Texto de estudio —
☆ ☆ ☆ ☆ ☆ ☆ ☆

DIÁLOGOS EN LA CATEDRAL

Desde que llegué a Menorca he estado pensando cómo podría hacer que los menorquines sintieran que la Iglesia está con ellos, que les escucha y desea servirles. Frente a tantas puertas cerradas por la violencia, el miedo, el odio o la venganza, nuestra iglesia tiene que ser casa de puertas abiertas, que deja entrar a todos; iglesia que acoge y conforta, que renueva y sana. Se me ocurrió entonces la idea de poner en marcha unos “Diálogos en la Catedral”, abiertos a todas las personas y especialmente a quienes no son creyentes.

Hacerlo en la Catedral tiene un valor simbólico, porque la Catedral es el principal templo de la Diócesis y es la sede del Obispo. Deseo, pues, abrir la Catedral, pero no para realizar una bella liturgia ni para orar -como hacemos habitualmente- sino para dialogar. Durante mucho tiempo, las Catedrales –especialmente sus claustros- fueron instituciones que fomentaron la enseñanza y el diálogo. De ellas nacieron las primeras universidades medievales. Vale la pena volver a abrir sus puertas al diálogo, que es un medio extraordinario para alcanzar la verdad.

Un buen diálogo siempre comienza con una pregunta, planteando alguna cuestión. Con el fin de que cualquiera pueda hacerlo, se ha habilitado un e-mail, donde se pueden dirigir las preguntas. De entre ellas, escogeré en cada ocasión una o dos cuestiones para centrar en ellas el diálogo. Para comenzar cada sesión expondré mi visión sobre el tema; después dejaremos un tiempo para hablar.

☆ ☆ ☆ ☆ ☆ ☆ ☆

Solicitud de trabajo 1 —
Responde con base en el texto sobre los Diálogos en la Catedral:
(a) ¿A qué lugar dice haber llegado quien escribe?
(b) Según el texto, ¿qué nació de las catedrales?
(c) ¿Qué se ha habilitado para dirigir las preguntas?
Solicitud de trabajo 2 —
Indica si cada afirmación concuerda con el texto sobre los Diálogos en la Catedral y cita las palabras que lo deciden:
(a) Los diálogos se dirigen únicamente a creyentes.
(b) La Catedral es la sede del Obispo.
(c) Cada sesión empieza con un tiempo para hablar.
Solicitud de trabajo 3 — Prosigue el texto sobre los Diálogos en la Catedral a partir de su última oración.

[Datos estructurados de análisis de páginas]
☆ ☆ ☆ ☆ ☆ ☆ ☆

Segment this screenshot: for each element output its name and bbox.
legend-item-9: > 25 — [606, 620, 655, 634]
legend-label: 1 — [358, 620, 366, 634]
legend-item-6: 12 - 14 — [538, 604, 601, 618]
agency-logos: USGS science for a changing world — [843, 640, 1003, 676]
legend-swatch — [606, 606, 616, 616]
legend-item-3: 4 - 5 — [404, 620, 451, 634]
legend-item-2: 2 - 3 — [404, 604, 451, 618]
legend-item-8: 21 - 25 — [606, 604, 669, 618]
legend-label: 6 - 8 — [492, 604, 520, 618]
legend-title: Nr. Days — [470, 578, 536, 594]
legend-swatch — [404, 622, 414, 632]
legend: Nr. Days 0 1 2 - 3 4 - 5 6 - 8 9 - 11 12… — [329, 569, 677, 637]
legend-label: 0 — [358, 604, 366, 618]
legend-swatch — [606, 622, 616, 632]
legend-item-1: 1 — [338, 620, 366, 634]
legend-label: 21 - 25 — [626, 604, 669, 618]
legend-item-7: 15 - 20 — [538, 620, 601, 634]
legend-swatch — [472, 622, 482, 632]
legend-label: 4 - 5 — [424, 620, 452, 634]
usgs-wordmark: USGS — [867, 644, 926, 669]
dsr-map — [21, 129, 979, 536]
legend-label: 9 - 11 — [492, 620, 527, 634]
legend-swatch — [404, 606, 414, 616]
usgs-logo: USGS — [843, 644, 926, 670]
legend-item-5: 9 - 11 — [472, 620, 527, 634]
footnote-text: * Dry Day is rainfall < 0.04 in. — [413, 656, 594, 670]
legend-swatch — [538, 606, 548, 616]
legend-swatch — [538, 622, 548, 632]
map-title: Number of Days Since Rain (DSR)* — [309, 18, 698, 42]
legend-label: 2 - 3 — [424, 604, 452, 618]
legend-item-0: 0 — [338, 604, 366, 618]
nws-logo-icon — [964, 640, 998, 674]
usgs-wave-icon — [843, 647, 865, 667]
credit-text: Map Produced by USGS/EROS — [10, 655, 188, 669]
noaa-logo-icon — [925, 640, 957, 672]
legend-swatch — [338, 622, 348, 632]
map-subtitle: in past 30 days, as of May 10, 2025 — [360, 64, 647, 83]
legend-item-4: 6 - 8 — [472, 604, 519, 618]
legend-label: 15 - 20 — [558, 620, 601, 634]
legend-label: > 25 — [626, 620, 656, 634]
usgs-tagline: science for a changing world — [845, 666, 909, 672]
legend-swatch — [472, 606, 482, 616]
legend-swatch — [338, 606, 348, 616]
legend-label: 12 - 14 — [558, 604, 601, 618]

☆ ☆ ☆ ☆ ☆ ☆ ☆

Cuadro de respuesta 1 —
(a) A Menorca.
(b) Las primeras universidades medievales.
(c) Un e-mail.

Cuadro de respuesta 2 —
(a) No: "abiertos a todas las personas y especialmente a quienes no son creyentes".
(b) Sí: "es la sede del Obispo".
(c) No: "Para comenzar cada sesión expondré mi visión sobre el tema; después dejaremos un tiempo para hablar."

Cuadro de respuesta 3 —
Como veis, “Diálogos en la Catedral” es una iniciativa sencilla y modesta. A mí me permitirá dar a conocer la visión que tiene la fe cristiana acerca de los temas que se planteen. Para los que participéis, creo que será una oportunidad para conocer un poco mejor a la Iglesia y para intercambiar puntos de vista. El viernes día 20 de octubre será el primer diálogo. Las puertas están abiertas a quienes deseéis asistir. Y quienes queráis plantear algún tema, lo podéis hacer en el e-mail comunic.bisbat@gmail.com.

Para mí, más importante que esta iniciativa concreta es la actitud de apertura que deseo transmitir. El cristiano no es un hombre de las catacumbas sino de la plaza pública; no es persona que se encuentre a gusto cerrándose en sí misma, sino que necesita abrirse a todos, para compartir la propuesta de vida que guarda.

Hay muchas cosas de las que hablar. Son muchos los temas que nos preocupan a todos, tanto a creyentes como a no creyentes. Hablemos sin miedo. Como dijo el poeta, “hablemos de aquello a que aspiramos: / por lo que enloquecemos lentamente” (Miguel Hernández).